SHORT TASK -
Your task is to quote the material that follows, in full and exactly.

[Rows from a dataset]
━━━━━━━━━━

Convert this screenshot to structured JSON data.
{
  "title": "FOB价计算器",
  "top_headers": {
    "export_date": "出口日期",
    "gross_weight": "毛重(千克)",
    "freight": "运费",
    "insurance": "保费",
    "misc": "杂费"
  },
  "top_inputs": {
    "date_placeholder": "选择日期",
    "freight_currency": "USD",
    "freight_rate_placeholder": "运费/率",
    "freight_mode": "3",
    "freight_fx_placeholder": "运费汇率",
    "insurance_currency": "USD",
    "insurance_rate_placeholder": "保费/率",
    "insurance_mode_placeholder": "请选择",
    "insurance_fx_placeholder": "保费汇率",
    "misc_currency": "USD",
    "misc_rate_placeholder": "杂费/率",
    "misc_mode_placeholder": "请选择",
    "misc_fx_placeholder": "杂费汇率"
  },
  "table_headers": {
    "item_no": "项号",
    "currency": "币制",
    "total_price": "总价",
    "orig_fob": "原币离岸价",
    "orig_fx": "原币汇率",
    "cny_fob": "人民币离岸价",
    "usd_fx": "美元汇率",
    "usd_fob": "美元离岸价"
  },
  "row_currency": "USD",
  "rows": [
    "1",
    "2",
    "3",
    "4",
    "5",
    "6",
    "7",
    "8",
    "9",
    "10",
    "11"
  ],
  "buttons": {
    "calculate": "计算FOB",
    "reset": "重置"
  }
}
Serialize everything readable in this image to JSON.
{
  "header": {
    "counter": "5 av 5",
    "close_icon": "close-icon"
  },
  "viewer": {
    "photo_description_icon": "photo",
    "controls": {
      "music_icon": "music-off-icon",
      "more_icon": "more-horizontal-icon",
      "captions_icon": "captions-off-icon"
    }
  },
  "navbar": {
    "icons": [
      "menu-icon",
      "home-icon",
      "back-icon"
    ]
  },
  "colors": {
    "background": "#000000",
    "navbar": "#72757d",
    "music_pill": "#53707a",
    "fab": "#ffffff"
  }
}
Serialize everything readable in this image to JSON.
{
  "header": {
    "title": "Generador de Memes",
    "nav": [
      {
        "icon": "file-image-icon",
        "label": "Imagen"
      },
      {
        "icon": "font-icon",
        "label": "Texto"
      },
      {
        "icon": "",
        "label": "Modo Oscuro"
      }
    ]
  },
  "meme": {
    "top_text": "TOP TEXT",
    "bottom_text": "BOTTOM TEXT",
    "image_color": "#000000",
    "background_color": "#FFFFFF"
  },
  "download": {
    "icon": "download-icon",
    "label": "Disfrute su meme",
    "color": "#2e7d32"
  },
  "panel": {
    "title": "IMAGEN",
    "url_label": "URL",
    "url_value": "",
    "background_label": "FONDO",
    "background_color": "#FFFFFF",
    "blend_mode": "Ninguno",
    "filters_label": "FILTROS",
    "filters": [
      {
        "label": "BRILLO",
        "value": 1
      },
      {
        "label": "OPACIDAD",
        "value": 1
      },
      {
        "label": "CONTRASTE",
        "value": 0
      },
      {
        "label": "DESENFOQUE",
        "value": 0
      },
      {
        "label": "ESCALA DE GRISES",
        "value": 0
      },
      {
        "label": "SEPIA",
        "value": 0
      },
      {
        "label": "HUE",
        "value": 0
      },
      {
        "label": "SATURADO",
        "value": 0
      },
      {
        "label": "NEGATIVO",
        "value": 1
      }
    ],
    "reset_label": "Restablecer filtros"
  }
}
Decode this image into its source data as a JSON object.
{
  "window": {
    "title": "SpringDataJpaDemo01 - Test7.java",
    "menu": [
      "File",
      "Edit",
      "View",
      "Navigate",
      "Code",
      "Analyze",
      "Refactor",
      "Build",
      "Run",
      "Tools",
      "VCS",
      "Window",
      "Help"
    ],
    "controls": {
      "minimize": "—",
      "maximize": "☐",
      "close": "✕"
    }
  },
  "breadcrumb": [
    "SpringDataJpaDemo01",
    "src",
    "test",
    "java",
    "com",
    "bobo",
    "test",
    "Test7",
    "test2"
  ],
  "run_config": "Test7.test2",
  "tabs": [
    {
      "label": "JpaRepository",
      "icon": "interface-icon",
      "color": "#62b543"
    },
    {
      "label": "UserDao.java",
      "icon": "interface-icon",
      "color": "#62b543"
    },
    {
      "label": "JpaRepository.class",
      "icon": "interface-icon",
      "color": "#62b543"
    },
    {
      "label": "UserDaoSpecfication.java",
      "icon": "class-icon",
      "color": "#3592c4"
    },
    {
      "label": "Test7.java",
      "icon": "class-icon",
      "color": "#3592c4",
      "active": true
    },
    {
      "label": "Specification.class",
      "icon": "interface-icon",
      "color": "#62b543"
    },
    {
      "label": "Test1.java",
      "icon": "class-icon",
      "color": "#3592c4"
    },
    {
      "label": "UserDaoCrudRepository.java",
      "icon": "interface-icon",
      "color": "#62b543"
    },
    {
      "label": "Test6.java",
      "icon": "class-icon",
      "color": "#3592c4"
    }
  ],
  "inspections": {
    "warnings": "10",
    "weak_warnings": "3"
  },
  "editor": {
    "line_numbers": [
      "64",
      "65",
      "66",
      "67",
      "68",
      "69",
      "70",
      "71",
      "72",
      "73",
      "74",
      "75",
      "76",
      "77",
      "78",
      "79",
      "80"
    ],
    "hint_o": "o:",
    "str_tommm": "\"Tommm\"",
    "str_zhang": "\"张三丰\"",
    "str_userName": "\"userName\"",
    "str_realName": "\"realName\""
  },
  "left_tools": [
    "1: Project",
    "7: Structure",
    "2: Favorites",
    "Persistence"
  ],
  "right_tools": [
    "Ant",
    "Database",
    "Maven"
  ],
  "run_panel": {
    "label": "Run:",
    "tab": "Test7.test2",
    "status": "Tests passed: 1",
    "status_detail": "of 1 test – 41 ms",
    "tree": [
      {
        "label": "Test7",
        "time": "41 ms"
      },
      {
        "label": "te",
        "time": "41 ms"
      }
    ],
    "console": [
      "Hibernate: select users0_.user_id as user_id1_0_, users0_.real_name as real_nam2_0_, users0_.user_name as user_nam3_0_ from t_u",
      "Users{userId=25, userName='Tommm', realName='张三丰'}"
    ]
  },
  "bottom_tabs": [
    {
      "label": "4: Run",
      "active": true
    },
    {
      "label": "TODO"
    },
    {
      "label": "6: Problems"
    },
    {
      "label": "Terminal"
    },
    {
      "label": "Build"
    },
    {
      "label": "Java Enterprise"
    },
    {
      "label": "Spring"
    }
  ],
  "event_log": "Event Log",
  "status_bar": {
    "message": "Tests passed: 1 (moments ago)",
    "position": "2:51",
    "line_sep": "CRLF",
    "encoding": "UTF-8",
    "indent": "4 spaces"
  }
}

━━━━━━━━━━

TASK RESULT -
Convert this screenshot to structured JSON data.
{
  "title": "FOB价计算器",
  "top_headers": {
    "export_date": "出口日期",
    "gross_weight": "毛重(千克)",
    "freight": "运费",
    "insurance": "保费",
    "misc": "杂费"
  },
  "top_inputs": {
    "date_placeholder": "选择日期",
    "freight_currency": "USD",
    "freight_rate_placeholder": "运费/率",
    "freight_mode": "3",
    "freight_fx_placeholder": "运费汇率",
    "insurance_currency": "USD",
    "insurance_rate_placeholder": "保费/率",
    "insurance_mode_placeholder": "请选择",
    "insurance_fx_placeholder": "保费汇率",
    "misc_currency": "USD",
    "misc_rate_placeholder": "杂费/率",
    "misc_mode_placeholder": "请选择",
    "misc_fx_placeholder": "杂费汇率"
  },
  "table_headers": {
    "item_no": "项号",
    "currency": "币制",
    "total_price": "总价",
    "orig_fob": "原币离岸价",
    "orig_fx": "原币汇率",
    "cny_fob": "人民币离岸价",
    "usd_fx": "美元汇率",
    "usd_fob": "美元离岸价"
  },
  "row_currency": "USD",
  "rows": [
    "1",
    "2",
    "3",
    "4",
    "5",
    "6",
    "7",
    "8",
    "9",
    "10",
    "11"
  ],
  "buttons": {
    "calculate": "计算FOB",
    "reset": "重置"
  }
}
Serialize everything readable in this image to JSON.
{
  "header": {
    "counter": "5 av 5",
    "close_icon": "close-icon"
  },
  "viewer": {
    "photo_description_icon": "photo",
    "controls": {
      "music_icon": "music-off-icon",
      "more_icon": "more-horizontal-icon",
      "captions_icon": "captions-off-icon"
    }
  },
  "navbar": {
    "icons": [
      "menu-icon",
      "home-icon",
      "back-icon"
    ]
  },
  "colors": {
    "background": "#000000",
    "navbar": "#72757d",
    "music_pill": "#53707a",
    "fab": "#ffffff"
  }
}
Serialize everything readable in this image to JSON.
{
  "header": {
    "title": "Generador de Memes",
    "nav": [
      {
        "icon": "file-image-icon",
        "label": "Imagen"
      },
      {
        "icon": "font-icon",
        "label": "Texto"
      },
      {
        "icon": "",
        "label": "Modo Oscuro"
      }
    ]
  },
  "meme": {
    "top_text": "TOP TEXT",
    "bottom_text": "BOTTOM TEXT",
    "image_color": "#000000",
    "background_color": "#FFFFFF"
  },
  "download": {
    "icon": "download-icon",
    "label": "Disfrute su meme",
    "color": "#2e7d32"
  },
  "panel": {
    "title": "IMAGEN",
    "url_label": "URL",
    "url_value": "",
    "background_label": "FONDO",
    "background_color": "#FFFFFF",
    "blend_mode": "Ninguno",
    "filters_label": "FILTROS",
    "filters": [
      {
        "label": "BRILLO",
        "value": 1
      },
      {
        "label": "OPACIDAD",
        "value": 1
      },
      {
        "label": "CONTRASTE",
        "value": 0
      },
      {
        "label": "DESENFOQUE",
        "value": 0
      },
      {
        "label": "ESCALA DE GRISES",
        "value": 0
      },
      {
        "label": "SEPIA",
        "value": 0
      },
      {
        "label": "HUE",
        "value": 0
      },
      {
        "label": "SATURADO",
        "value": 0
      },
      {
        "label": "NEGATIVO",
        "value": 1
      }
    ],
    "reset_label": "Restablecer filtros"
  }
}
Decode this image into its source data as a JSON object.
{
  "window": {
    "title": "SpringDataJpaDemo01 - Test7.java",
    "menu": [
      "File",
      "Edit",
      "View",
      "Navigate",
      "Code",
      "Analyze",
      "Refactor",
      "Build",
      "Run",
      "Tools",
      "VCS",
      "Window",
      "Help"
    ],
    "controls": {
      "minimize": "—",
      "maximize": "☐",
      "close": "✕"
    }
  },
  "breadcrumb": [
    "SpringDataJpaDemo01",
    "src",
    "test",
    "java",
    "com",
    "bobo",
    "test",
    "Test7",
    "test2"
  ],
  "run_config": "Test7.test2",
  "tabs": [
    {
      "label": "JpaRepository",
      "icon": "interface-icon",
      "color": "#62b543"
    },
    {
      "label": "UserDao.java",
      "icon": "interface-icon",
      "color": "#62b543"
    },
    {
      "label": "JpaRepository.class",
      "icon": "interface-icon",
      "color": "#62b543"
    },
    {
      "label": "UserDaoSpecfication.java",
      "icon": "class-icon",
      "color": "#3592c4"
    },
    {
      "label": "Test7.java",
      "icon": "class-icon",
      "color": "#3592c4",
      "active": true
    },
    {
      "label": "Specification.class",
      "icon": "interface-icon",
      "color": "#62b543"
    },
    {
      "label": "Test1.java",
      "icon": "class-icon",
      "color": "#3592c4"
    },
    {
      "label": "UserDaoCrudRepository.java",
      "icon": "interface-icon",
      "color": "#62b543"
    },
    {
      "label": "Test6.java",
      "icon": "class-icon",
      "color": "#3592c4"
    }
  ],
  "inspections": {
    "warnings": "10",
    "weak_warnings": "3"
  },
  "editor": {
    "line_numbers": [
      "64",
      "65",
      "66",
      "67",
      "68",
      "69",
      "70",
      "71",
      "72",
      "73",
      "74",
      "75",
      "76",
      "77",
      "78",
      "79",
      "80"
    ],
    "hint_o": "o:",
    "str_tommm": "\"Tommm\"",
    "str_zhang": "\"张三丰\"",
    "str_userName": "\"userName\"",
    "str_realName": "\"realName\""
  },
  "left_tools": [
    "1: Project",
    "7: Structure",
    "2: Favorites",
    "Persistence"
  ],
  "right_tools": [
    "Ant",
    "Database",
    "Maven"
  ],
  "run_panel": {
    "label": "Run:",
    "tab": "Test7.test2",
    "status": "Tests passed: 1",
    "status_detail": "of 1 test – 41 ms",
    "tree": [
      {
        "label": "Test7",
        "time": "41 ms"
      },
      {
        "label": "te",
        "time": "41 ms"
      }
    ],
    "console": [
      "Hibernate: select users0_.user_id as user_id1_0_, users0_.real_name as real_nam2_0_, users0_.user_name as user_nam3_0_ from t_u",
      "Users{userId=25, userName='Tommm', realName='张三丰'}"
    ]
  },
  "bottom_tabs": [
    {
      "label": "4: Run",
      "active": true
    },
    {
      "label": "TODO"
    },
    {
      "label": "6: Problems"
    },
    {
      "label": "Terminal"
    },
    {
      "label": "Build"
    },
    {
      "label": "Java Enterprise"
    },
    {
      "label": "Spring"
    }
  ],
  "event_log": "Event Log",
  "status_bar": {
    "message": "Tests passed: 1 (moments ago)",
    "position": "2:51",
    "line_sep": "CRLF",
    "encoding": "UTF-8",
    "indent": "4 spaces"
  }
}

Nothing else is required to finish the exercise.